Tally the lines below that contain "SDTVAR". The number is the whole answer.

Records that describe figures
══════════

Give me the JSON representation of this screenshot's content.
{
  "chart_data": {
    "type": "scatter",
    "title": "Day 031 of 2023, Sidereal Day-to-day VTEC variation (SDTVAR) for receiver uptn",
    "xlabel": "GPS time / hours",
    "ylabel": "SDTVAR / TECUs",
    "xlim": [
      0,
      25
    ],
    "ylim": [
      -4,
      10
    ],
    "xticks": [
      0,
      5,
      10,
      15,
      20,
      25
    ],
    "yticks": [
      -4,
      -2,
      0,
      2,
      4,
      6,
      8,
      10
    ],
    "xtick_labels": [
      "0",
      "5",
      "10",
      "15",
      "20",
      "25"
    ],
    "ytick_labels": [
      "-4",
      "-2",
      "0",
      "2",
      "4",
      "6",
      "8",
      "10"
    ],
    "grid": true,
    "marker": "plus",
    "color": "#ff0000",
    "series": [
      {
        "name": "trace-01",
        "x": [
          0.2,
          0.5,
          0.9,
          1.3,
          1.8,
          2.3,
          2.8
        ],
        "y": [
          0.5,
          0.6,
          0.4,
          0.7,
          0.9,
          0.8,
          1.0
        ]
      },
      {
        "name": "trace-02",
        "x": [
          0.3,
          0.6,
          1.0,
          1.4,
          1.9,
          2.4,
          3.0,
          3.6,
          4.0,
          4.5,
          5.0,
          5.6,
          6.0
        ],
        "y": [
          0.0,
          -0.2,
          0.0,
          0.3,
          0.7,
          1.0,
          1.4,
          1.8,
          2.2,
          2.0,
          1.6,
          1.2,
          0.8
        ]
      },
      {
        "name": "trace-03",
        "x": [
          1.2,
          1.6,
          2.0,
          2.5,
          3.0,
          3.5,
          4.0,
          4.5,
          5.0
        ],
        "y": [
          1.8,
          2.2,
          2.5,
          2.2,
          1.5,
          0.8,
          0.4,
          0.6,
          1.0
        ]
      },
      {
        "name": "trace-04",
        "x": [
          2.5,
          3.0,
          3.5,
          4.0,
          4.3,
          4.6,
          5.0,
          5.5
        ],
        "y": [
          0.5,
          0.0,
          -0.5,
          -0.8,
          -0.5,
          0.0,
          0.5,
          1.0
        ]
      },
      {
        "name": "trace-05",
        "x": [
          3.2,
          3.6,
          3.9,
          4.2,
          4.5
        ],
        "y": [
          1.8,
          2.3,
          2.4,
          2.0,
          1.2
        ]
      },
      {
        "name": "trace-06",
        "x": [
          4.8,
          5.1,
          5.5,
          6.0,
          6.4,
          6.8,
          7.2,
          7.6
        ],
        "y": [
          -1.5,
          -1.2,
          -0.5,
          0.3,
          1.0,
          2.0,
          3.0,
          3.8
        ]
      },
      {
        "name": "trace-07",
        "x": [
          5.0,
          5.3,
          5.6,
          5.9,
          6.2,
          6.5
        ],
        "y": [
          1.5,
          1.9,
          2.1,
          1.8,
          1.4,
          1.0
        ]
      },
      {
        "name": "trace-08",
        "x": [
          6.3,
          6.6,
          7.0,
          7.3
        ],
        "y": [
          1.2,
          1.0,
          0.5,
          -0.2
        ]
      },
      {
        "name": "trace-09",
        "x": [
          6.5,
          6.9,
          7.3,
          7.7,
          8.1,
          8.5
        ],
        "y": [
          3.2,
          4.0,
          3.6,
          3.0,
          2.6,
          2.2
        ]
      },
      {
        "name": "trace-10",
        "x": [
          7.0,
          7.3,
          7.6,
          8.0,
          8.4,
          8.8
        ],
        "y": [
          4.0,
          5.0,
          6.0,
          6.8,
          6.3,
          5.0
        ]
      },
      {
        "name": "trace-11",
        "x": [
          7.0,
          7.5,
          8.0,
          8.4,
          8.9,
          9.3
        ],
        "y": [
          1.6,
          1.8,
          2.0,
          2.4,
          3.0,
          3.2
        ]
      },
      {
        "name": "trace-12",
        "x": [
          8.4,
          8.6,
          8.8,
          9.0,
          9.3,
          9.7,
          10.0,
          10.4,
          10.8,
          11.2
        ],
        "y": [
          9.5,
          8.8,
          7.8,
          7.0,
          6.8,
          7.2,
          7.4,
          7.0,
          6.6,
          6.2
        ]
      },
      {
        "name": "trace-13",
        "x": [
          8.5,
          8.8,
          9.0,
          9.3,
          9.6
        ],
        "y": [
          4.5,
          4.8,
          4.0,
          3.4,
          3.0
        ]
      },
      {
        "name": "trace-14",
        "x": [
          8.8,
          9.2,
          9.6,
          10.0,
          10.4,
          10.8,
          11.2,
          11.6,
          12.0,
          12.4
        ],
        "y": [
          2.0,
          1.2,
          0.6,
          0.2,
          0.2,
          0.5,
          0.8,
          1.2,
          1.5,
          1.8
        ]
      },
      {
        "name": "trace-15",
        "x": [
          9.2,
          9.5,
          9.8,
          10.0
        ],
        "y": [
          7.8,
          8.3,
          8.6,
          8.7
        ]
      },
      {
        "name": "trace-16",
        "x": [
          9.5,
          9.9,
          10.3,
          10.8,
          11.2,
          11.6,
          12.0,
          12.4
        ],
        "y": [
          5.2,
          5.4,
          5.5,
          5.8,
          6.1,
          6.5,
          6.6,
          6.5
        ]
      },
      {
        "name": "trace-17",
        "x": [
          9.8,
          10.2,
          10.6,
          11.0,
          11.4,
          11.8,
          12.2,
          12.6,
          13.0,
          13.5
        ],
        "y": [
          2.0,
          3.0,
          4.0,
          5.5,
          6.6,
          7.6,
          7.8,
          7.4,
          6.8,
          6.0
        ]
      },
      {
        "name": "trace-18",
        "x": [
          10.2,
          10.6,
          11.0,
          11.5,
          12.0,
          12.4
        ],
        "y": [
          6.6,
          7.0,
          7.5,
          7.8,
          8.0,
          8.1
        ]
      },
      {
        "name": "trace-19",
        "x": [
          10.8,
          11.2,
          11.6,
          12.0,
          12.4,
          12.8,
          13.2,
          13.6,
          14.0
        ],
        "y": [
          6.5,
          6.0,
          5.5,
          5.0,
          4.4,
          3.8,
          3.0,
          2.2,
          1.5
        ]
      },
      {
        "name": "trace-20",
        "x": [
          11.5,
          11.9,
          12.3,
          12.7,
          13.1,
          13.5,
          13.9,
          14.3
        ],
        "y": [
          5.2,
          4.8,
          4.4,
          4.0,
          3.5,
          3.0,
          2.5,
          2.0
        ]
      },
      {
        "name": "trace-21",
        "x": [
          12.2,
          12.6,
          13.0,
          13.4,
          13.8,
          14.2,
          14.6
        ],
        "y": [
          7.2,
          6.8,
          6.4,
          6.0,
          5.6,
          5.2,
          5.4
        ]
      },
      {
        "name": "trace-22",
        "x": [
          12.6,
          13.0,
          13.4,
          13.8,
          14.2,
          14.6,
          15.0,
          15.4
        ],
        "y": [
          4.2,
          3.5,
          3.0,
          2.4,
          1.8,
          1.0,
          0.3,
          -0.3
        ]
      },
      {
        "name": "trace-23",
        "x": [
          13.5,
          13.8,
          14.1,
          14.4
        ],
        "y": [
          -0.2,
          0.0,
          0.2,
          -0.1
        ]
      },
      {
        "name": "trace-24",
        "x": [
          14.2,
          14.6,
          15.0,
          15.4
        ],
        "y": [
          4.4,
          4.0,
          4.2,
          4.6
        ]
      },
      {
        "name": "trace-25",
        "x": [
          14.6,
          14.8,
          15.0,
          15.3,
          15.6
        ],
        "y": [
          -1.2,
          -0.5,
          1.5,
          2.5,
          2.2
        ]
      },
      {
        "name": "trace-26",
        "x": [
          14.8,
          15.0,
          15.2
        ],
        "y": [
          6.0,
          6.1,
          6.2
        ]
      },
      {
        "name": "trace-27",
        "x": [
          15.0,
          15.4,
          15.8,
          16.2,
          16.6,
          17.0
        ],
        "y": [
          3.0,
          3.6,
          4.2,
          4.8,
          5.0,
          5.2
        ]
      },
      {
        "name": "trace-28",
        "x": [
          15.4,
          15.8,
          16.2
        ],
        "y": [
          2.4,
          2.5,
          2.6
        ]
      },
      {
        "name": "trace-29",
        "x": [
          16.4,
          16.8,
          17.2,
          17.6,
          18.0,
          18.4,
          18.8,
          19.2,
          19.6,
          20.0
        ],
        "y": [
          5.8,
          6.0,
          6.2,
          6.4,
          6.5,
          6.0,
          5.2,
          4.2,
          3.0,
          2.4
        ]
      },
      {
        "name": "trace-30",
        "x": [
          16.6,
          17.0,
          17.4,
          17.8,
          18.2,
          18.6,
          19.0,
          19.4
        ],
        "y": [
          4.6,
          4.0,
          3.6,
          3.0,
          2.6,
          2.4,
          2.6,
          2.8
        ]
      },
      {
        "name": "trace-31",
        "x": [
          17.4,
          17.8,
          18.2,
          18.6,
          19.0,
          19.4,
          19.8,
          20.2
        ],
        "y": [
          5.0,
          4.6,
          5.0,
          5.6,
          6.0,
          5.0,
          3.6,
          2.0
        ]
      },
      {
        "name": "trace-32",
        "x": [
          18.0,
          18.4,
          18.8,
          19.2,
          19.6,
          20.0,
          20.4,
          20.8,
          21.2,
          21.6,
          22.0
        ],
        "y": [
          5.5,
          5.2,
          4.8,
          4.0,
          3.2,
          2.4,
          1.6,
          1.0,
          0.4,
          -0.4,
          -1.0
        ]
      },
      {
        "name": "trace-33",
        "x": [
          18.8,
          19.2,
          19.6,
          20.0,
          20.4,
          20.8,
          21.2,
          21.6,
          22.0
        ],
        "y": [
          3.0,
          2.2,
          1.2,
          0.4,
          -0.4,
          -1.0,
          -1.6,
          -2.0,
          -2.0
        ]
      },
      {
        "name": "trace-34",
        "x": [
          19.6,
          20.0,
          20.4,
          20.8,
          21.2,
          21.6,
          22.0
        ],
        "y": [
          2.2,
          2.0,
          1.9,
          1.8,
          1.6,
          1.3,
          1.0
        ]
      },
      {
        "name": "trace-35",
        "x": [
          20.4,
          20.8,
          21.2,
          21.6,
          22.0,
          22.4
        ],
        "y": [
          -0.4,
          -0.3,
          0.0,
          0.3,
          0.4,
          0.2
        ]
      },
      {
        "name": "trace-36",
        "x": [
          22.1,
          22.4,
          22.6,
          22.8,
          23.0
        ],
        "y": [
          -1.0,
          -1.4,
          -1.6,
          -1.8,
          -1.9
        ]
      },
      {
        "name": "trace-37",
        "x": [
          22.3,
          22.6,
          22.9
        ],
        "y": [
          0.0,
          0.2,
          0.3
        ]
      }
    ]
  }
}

══════════

◆ SOLVED PROBLEM
2